Below is a listing to transcribe in full and exactly; keep the pictures out.

RECORDED DATA:
▬▬▬▬▬▬

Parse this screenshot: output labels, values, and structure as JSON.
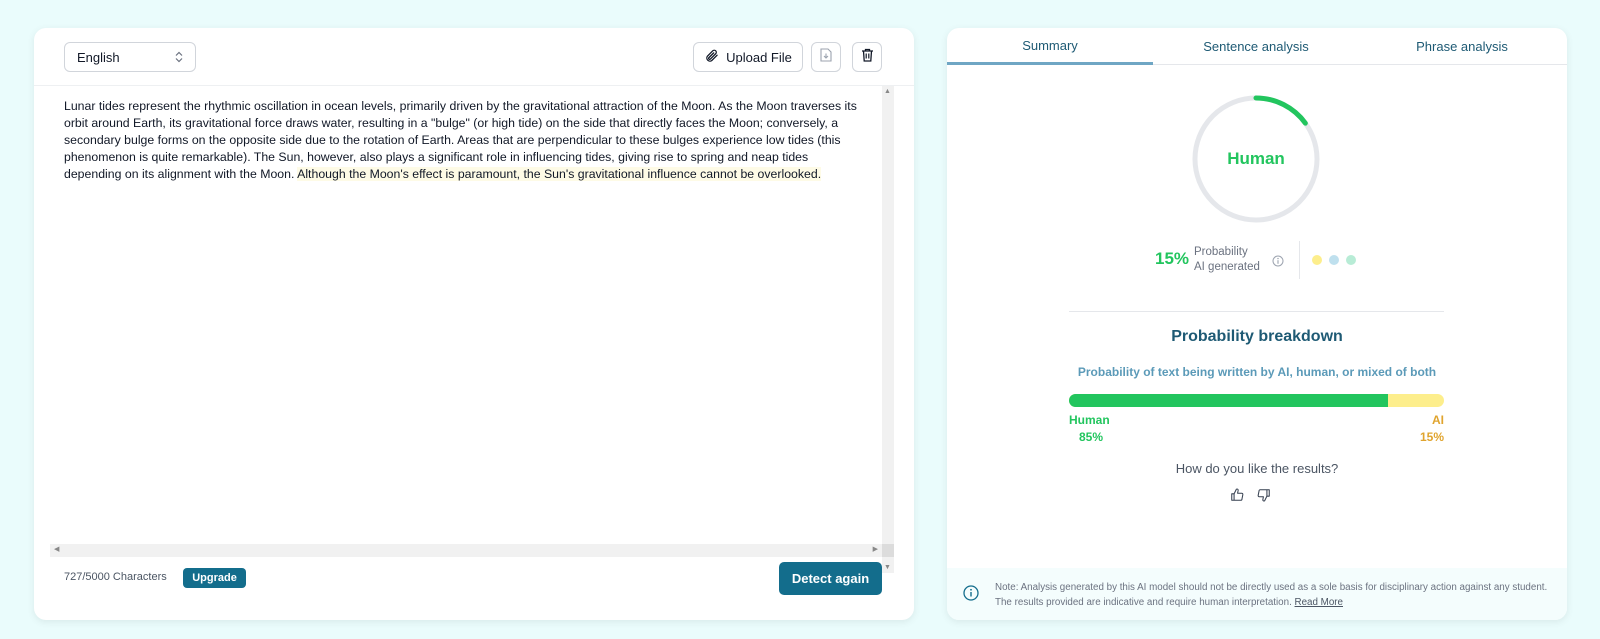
{
  "editor": {
    "language": "English",
    "upload_label": "Upload File",
    "text_plain": "Lunar tides represent the rhythmic oscillation in ocean levels, primarily driven by the gravitational attraction of the Moon. As the Moon traverses its orbit around Earth, its gravitational force draws water, resulting in a \"bulge\" (or high tide) on the side that directly faces the Moon; conversely, a secondary bulge forms on the opposite side due to the rotation of Earth. Areas that are perpendicular to these bulges experience low tides (this phenomenon is quite remarkable). The Sun, however, also plays a significant role in influencing tides, giving rise to spring and neap tides depending on its alignment with the Moon. ",
    "text_highlighted": "Although the Moon's effect is paramount, the Sun's gravitational influence cannot be overlooked.",
    "char_count": "727/5000 Characters",
    "upgrade_label": "Upgrade",
    "detect_label": "Detect again"
  },
  "results": {
    "tabs": [
      {
        "label": "Summary",
        "active": true
      },
      {
        "label": "Sentence analysis",
        "active": false
      },
      {
        "label": "Phrase analysis",
        "active": false
      }
    ],
    "verdict": "Human",
    "ai_percent_text": "15%",
    "ai_fraction": 0.15,
    "ai_label_line1": "Probability",
    "ai_label_line2": "AI generated",
    "legend_dot_colors": [
      "#fdee8c",
      "#bfe0ee",
      "#b8ecd6"
    ],
    "breakdown_title": "Probability breakdown",
    "breakdown_subtitle": "Probability of text being written by AI, human, or mixed of both",
    "human_label": "Human",
    "human_percent_text": "85%",
    "human_fraction": 0.85,
    "ai_label": "AI",
    "ai_percent_text_bar": "15%",
    "feedback_question": "How do you like the results?",
    "note_text": "Note: Analysis generated by this AI model should not be directly used as a sole basis for disciplinary action against any student. The results provided are indicative and require human interpretation. ",
    "note_link": "Read More"
  },
  "colors": {
    "accent": "#136d8c",
    "human_green": "#22c55e",
    "ai_yellow": "#fdee8c",
    "ai_text": "#e0a42e"
  }
}
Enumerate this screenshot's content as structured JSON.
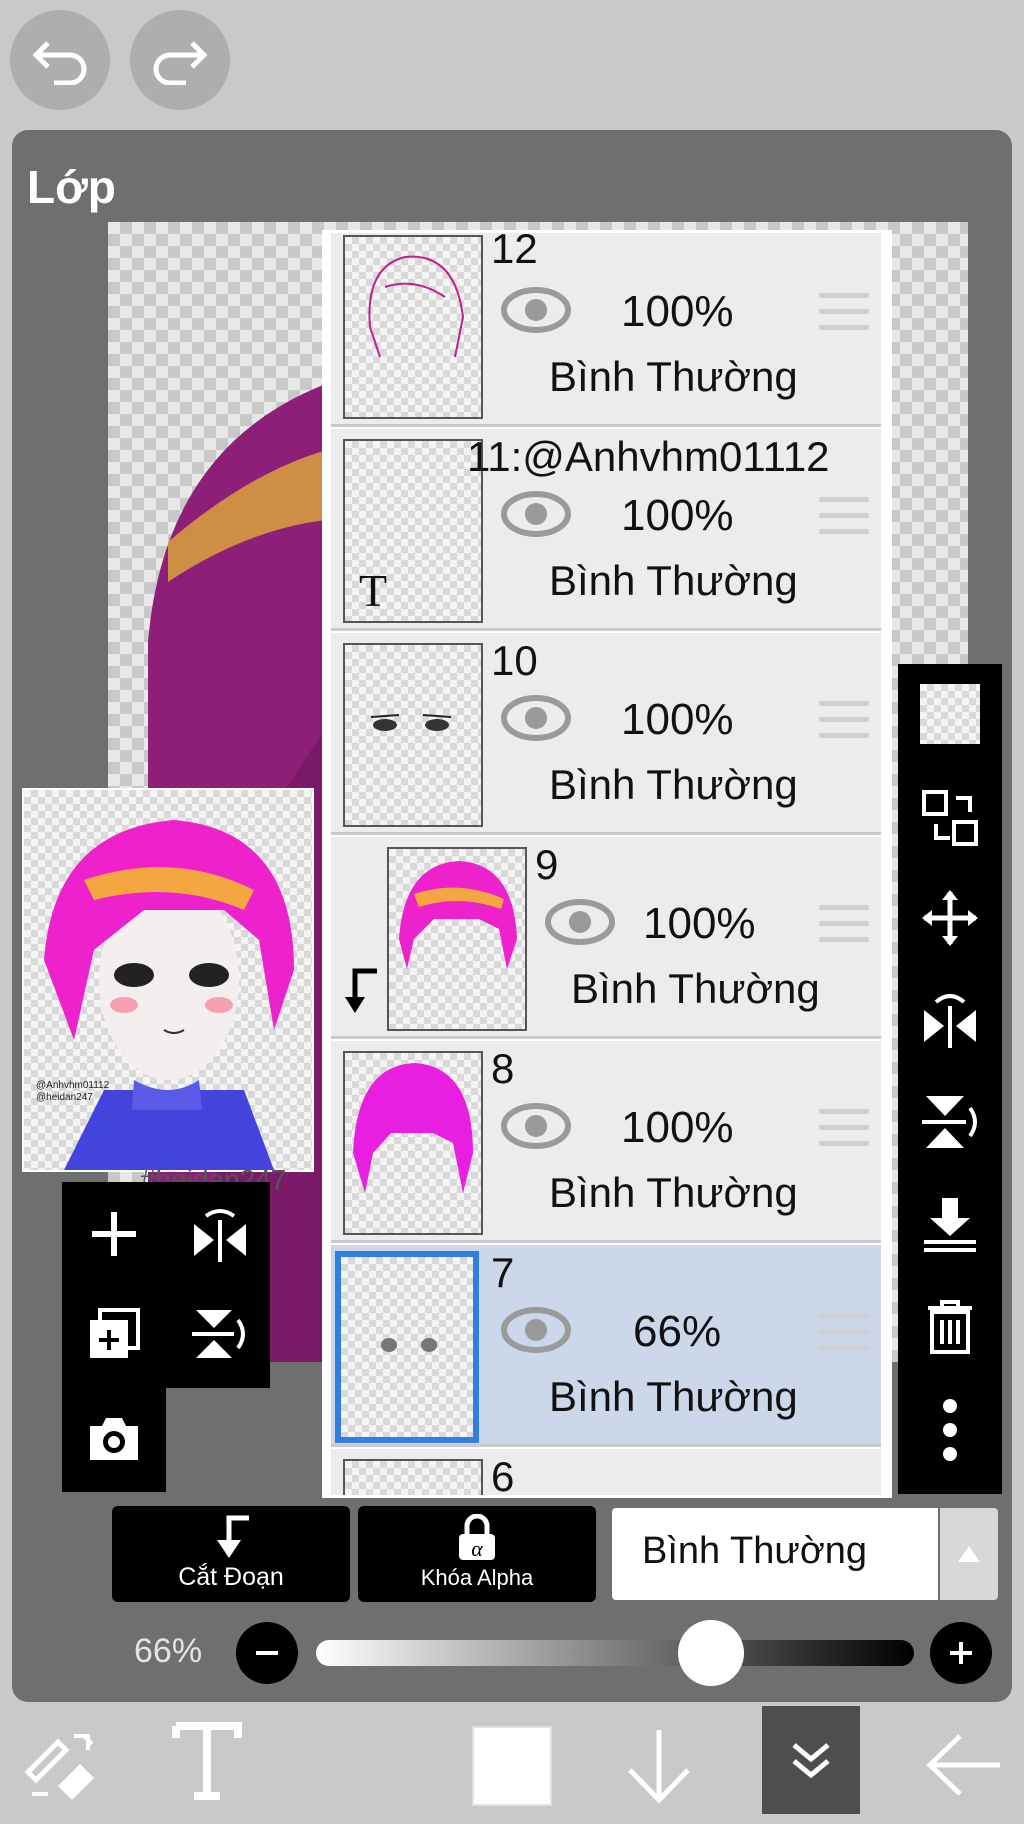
{
  "panel": {
    "title": "Lớp"
  },
  "layers": [
    {
      "name": "12",
      "opacity": "100%",
      "blend": "Bình Thường",
      "thumb": "hair-outline"
    },
    {
      "name": "11:@Anhvhm01112",
      "opacity": "100%",
      "blend": "Bình Thường",
      "thumb": "text",
      "thumb_text": "T"
    },
    {
      "name": "10",
      "opacity": "100%",
      "blend": "Bình Thường",
      "thumb": "eyes"
    },
    {
      "name": "9",
      "opacity": "100%",
      "blend": "Bình Thường",
      "thumb": "hair-color",
      "clipped": true
    },
    {
      "name": "8",
      "opacity": "100%",
      "blend": "Bình Thường",
      "thumb": "hair-magenta"
    },
    {
      "name": "7",
      "opacity": "66%",
      "blend": "Bình Thường",
      "thumb": "dots",
      "selected": true
    },
    {
      "name": "6"
    }
  ],
  "buttons": {
    "clipping": "Cắt Đoạn",
    "alpha_lock": "Khóa Alpha",
    "blend_mode": "Bình Thường"
  },
  "opacity_slider": {
    "label": "66%",
    "value": 0.66
  },
  "preview": {
    "signature_lines": [
      "@Anhvhm01112",
      "@heidan247"
    ],
    "watermark": "#heidan247"
  },
  "colors": {
    "accent": "#2f7ee0",
    "selected_row": "#cdd7ea",
    "hair": "#e81fc8",
    "panel": "#6f6f6f"
  }
}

▬▬▬▬▬▬

ANSWER IN FULL:
Parse this screenshot: output labels, values, and structure as JSON.
{
  "editor": {
    "language": "English",
    "upload_label": "Upload File",
    "text_plain": "Lunar tides represent the rhythmic oscillation in ocean levels, primarily driven by the gravitational attraction of the Moon. As the Moon traverses its orbit around Earth, its gravitational force draws water, resulting in a \"bulge\" (or high tide) on the side that directly faces the Moon; conversely, a secondary bulge forms on the opposite side due to the rotation of Earth. Areas that are perpendicular to these bulges experience low tides (this phenomenon is quite remarkable). The Sun, however, also plays a significant role in influencing tides, giving rise to spring and neap tides depending on its alignment with the Moon. ",
    "text_highlighted": "Although the Moon's effect is paramount, the Sun's gravitational influence cannot be overlooked.",
    "char_count": "727/5000 Characters",
    "upgrade_label": "Upgrade",
    "detect_label": "Detect again"
  },
  "results": {
    "tabs": [
      {
        "label": "Summary",
        "active": true
      },
      {
        "label": "Sentence analysis",
        "active": false
      },
      {
        "label": "Phrase analysis",
        "active": false
      }
    ],
    "verdict": "Human",
    "ai_percent_text": "15%",
    "ai_fraction": 0.15,
    "ai_label_line1": "Probability",
    "ai_label_line2": "AI generated",
    "legend_dot_colors": [
      "#fdee8c",
      "#bfe0ee",
      "#b8ecd6"
    ],
    "breakdown_title": "Probability breakdown",
    "breakdown_subtitle": "Probability of text being written by AI, human, or mixed of both",
    "human_label": "Human",
    "human_percent_text": "85%",
    "human_fraction": 0.85,
    "ai_label": "AI",
    "ai_percent_text_bar": "15%",
    "feedback_question": "How do you like the results?",
    "note_text": "Note: Analysis generated by this AI model should not be directly used as a sole basis for disciplinary action against any student. The results provided are indicative and require human interpretation. ",
    "note_link": "Read More"
  },
  "colors": {
    "accent": "#136d8c",
    "human_green": "#22c55e",
    "ai_yellow": "#fdee8c",
    "ai_text": "#e0a42e"
  }
}
Enumerate this screenshot's content as structured JSON.
{
  "panel": {
    "title": "Lớp"
  },
  "layers": [
    {
      "name": "12",
      "opacity": "100%",
      "blend": "Bình Thường",
      "thumb": "hair-outline"
    },
    {
      "name": "11:@Anhvhm01112",
      "opacity": "100%",
      "blend": "Bình Thường",
      "thumb": "text",
      "thumb_text": "T"
    },
    {
      "name": "10",
      "opacity": "100%",
      "blend": "Bình Thường",
      "thumb": "eyes"
    },
    {
      "name": "9",
      "opacity": "100%",
      "blend": "Bình Thường",
      "thumb": "hair-color",
      "clipped": true
    },
    {
      "name": "8",
      "opacity": "100%",
      "blend": "Bình Thường",
      "thumb": "hair-magenta"
    },
    {
      "name": "7",
      "opacity": "66%",
      "blend": "Bình Thường",
      "thumb": "dots",
      "selected": true
    },
    {
      "name": "6"
    }
  ],
  "buttons": {
    "clipping": "Cắt Đoạn",
    "alpha_lock": "Khóa Alpha",
    "blend_mode": "Bình Thường"
  },
  "opacity_slider": {
    "label": "66%",
    "value": 0.66
  },
  "preview": {
    "signature_lines": [
      "@Anhvhm01112",
      "@heidan247"
    ],
    "watermark": "#heidan247"
  },
  "colors": {
    "accent": "#2f7ee0",
    "selected_row": "#cdd7ea",
    "hair": "#e81fc8",
    "panel": "#6f6f6f"
  }
}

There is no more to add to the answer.